--- start DATA ENTRIES ---

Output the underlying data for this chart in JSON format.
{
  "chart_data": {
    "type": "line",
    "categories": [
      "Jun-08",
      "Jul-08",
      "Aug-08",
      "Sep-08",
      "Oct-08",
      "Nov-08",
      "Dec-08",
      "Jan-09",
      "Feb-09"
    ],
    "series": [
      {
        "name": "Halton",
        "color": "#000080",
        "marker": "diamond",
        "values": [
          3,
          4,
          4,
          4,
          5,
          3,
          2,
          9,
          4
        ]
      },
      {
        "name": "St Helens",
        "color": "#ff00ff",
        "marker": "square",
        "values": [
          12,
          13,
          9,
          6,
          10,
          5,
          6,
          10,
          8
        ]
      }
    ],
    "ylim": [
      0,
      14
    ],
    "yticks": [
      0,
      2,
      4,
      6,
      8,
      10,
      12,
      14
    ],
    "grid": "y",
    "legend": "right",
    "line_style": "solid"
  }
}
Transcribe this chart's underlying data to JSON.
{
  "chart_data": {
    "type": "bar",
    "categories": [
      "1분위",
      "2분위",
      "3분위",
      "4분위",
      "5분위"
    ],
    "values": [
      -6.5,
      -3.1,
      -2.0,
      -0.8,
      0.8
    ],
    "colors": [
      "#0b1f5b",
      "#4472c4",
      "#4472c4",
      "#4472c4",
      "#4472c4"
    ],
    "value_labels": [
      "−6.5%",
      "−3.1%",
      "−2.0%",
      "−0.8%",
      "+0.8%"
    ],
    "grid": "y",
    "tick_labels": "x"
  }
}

--- end DATA ENTRIES ---

Return the material in full, exactly as shown.

Output the underlying data for this chart in JSON format.
{
  "chart_data": {
    "type": "line",
    "categories": [
      "Jun-08",
      "Jul-08",
      "Aug-08",
      "Sep-08",
      "Oct-08",
      "Nov-08",
      "Dec-08",
      "Jan-09",
      "Feb-09"
    ],
    "series": [
      {
        "name": "Halton",
        "color": "#000080",
        "marker": "diamond",
        "values": [
          3,
          4,
          4,
          4,
          5,
          3,
          2,
          9,
          4
        ]
      },
      {
        "name": "St Helens",
        "color": "#ff00ff",
        "marker": "square",
        "values": [
          12,
          13,
          9,
          6,
          10,
          5,
          6,
          10,
          8
        ]
      }
    ],
    "ylim": [
      0,
      14
    ],
    "yticks": [
      0,
      2,
      4,
      6,
      8,
      10,
      12,
      14
    ],
    "grid": "y",
    "legend": "right",
    "line_style": "solid"
  }
}
Transcribe this chart's underlying data to JSON.
{
  "chart_data": {
    "type": "bar",
    "categories": [
      "1분위",
      "2분위",
      "3분위",
      "4분위",
      "5분위"
    ],
    "values": [
      -6.5,
      -3.1,
      -2.0,
      -0.8,
      0.8
    ],
    "colors": [
      "#0b1f5b",
      "#4472c4",
      "#4472c4",
      "#4472c4",
      "#4472c4"
    ],
    "value_labels": [
      "−6.5%",
      "−3.1%",
      "−2.0%",
      "−0.8%",
      "+0.8%"
    ],
    "grid": "y",
    "tick_labels": "x"
  }
}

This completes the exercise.